[Extracts from a graphics dataset]
———

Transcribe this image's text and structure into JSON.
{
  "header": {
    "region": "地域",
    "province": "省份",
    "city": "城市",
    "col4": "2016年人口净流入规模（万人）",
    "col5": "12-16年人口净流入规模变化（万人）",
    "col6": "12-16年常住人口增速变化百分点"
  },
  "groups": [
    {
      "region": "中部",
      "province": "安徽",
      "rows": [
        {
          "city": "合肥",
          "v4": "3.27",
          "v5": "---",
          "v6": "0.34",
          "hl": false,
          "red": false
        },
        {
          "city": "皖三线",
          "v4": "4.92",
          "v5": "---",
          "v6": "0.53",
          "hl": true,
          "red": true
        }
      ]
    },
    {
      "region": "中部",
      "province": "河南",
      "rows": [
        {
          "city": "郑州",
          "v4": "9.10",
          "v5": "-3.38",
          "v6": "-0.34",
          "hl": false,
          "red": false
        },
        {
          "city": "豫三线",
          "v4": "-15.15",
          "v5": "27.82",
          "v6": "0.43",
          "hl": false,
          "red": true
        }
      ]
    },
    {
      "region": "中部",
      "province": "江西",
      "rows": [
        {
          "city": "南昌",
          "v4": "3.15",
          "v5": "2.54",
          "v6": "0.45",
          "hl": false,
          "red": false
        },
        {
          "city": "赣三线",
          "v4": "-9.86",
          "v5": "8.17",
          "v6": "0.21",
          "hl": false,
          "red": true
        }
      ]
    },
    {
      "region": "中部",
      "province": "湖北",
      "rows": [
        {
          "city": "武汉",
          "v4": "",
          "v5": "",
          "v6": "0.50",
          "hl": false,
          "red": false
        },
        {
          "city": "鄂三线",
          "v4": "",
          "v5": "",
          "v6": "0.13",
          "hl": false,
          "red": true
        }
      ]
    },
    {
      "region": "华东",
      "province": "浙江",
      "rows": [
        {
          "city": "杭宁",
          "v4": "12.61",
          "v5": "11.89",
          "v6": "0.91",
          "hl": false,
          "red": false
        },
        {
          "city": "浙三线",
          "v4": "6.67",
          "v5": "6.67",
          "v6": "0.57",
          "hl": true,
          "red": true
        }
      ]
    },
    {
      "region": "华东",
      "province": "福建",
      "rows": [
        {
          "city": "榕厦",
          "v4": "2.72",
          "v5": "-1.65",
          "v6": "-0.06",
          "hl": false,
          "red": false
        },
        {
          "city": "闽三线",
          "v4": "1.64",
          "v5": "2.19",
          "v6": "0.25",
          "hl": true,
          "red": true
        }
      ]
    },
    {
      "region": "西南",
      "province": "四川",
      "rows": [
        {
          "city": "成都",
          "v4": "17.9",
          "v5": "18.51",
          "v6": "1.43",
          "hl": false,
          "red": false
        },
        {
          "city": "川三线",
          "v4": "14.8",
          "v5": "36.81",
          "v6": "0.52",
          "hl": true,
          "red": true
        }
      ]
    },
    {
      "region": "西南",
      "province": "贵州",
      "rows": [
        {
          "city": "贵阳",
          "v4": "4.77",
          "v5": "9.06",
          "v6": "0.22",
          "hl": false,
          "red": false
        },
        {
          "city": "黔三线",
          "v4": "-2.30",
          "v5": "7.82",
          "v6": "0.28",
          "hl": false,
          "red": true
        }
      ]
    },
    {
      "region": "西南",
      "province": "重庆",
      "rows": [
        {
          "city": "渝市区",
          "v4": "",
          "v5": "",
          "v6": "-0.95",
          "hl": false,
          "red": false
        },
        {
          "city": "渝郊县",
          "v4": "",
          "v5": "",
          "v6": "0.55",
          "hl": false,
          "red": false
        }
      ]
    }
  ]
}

———

Job ▸
Collect the lines that hold "province".

Written response ▸
    "province": "省份",
      "province": "安徽",
      "province": "河南",
      "province": "江西",
      "province": "湖北",
      "province": "浙江",
      "province": "福建",
      "province": "四川",
      "province": "贵州",
      "province": "重庆",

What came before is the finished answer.